* **What to produce**:
Write only the number of lines in the records beneath that hold "Mississippi".

* **Dataset excerpts**:
┌────────
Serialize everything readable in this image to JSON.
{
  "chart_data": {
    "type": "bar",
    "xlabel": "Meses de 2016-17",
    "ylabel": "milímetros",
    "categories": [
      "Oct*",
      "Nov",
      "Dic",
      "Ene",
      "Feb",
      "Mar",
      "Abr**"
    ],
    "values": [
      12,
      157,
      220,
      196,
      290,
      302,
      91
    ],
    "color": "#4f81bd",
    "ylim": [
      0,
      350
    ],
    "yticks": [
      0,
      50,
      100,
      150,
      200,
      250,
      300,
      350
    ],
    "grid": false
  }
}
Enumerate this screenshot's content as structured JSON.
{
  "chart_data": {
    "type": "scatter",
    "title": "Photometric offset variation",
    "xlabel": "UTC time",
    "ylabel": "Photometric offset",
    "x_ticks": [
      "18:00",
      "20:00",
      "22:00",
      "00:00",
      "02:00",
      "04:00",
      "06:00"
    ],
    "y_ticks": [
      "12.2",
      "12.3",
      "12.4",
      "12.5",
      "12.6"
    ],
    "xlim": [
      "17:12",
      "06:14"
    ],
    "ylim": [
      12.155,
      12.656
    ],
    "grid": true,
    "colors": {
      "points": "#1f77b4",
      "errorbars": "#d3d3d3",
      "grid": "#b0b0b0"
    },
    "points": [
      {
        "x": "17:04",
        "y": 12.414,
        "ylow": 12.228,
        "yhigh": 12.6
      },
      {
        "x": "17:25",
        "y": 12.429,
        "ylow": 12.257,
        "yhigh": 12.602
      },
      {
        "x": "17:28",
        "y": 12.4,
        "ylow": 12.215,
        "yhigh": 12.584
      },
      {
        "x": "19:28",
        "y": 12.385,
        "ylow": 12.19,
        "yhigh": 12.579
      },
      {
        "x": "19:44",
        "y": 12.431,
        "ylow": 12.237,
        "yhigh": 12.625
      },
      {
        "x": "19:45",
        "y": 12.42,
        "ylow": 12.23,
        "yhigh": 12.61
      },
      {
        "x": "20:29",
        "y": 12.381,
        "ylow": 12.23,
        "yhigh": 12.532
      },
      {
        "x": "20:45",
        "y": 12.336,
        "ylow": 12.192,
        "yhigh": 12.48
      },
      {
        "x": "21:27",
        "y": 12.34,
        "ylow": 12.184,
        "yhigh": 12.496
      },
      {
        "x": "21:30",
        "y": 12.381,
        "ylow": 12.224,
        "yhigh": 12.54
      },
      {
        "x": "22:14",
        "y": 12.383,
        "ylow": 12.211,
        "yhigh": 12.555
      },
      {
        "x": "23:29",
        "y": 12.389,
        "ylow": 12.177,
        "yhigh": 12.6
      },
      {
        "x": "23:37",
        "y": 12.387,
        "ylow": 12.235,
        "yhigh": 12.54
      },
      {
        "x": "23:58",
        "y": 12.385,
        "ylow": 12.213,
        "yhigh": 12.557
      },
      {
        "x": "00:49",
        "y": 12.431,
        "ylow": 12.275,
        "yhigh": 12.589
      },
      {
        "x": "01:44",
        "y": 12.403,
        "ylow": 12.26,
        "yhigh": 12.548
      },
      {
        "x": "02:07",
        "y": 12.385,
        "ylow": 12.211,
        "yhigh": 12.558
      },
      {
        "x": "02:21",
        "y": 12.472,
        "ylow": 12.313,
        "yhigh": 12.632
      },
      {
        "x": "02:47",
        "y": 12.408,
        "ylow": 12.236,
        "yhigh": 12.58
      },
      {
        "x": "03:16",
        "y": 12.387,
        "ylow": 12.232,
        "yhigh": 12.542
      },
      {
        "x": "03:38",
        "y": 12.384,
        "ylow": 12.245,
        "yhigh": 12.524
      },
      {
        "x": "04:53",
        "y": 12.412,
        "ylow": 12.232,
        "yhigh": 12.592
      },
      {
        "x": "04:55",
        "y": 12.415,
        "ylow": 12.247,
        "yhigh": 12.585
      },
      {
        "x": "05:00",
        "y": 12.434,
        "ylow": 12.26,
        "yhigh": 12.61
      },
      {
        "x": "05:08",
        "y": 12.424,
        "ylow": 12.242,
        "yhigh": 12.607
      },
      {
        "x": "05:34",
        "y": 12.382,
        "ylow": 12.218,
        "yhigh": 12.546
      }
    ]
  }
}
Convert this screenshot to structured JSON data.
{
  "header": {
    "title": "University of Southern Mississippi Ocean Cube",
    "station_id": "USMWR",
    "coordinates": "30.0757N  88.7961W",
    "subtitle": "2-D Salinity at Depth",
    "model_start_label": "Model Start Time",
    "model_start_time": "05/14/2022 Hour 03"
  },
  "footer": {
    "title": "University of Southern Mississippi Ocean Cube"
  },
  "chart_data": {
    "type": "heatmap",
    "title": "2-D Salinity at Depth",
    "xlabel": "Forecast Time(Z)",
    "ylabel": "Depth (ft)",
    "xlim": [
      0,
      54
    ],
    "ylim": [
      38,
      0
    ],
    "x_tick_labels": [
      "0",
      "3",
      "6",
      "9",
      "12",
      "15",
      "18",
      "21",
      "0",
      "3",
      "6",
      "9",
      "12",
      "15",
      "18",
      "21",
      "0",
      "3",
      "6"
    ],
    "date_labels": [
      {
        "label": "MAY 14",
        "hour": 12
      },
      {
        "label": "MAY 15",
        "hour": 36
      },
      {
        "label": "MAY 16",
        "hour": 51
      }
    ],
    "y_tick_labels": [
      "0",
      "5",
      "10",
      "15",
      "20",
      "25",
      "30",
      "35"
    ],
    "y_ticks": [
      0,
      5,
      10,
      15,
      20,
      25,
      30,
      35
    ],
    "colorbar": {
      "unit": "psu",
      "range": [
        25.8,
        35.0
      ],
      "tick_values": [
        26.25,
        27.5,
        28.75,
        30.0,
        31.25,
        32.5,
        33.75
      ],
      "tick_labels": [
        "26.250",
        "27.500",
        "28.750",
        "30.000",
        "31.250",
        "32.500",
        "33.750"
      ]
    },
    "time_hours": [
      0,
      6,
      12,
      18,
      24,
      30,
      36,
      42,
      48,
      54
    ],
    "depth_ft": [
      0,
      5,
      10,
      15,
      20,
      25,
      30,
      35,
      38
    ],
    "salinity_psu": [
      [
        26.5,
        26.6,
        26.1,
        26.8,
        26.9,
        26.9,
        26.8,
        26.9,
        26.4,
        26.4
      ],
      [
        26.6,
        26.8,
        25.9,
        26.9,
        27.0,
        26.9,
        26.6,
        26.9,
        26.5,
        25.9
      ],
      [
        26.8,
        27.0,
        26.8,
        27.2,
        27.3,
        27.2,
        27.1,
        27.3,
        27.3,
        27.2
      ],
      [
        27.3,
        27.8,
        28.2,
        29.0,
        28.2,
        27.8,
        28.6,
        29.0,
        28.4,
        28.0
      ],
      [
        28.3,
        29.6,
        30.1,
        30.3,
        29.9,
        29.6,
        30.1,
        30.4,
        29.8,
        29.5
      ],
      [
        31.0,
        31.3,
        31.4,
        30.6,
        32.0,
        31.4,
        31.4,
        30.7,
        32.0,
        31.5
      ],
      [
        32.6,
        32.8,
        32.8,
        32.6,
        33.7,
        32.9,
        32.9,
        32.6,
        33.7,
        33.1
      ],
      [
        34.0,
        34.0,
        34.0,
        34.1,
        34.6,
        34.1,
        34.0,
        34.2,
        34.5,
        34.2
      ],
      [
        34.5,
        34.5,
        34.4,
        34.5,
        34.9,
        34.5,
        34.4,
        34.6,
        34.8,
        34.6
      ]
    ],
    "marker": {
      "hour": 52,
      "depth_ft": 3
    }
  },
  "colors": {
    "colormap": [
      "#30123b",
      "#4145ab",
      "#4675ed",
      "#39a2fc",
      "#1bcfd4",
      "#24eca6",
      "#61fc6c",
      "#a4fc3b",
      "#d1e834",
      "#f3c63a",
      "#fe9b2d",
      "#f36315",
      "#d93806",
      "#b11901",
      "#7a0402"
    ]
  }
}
└────────
* **The reply**:
2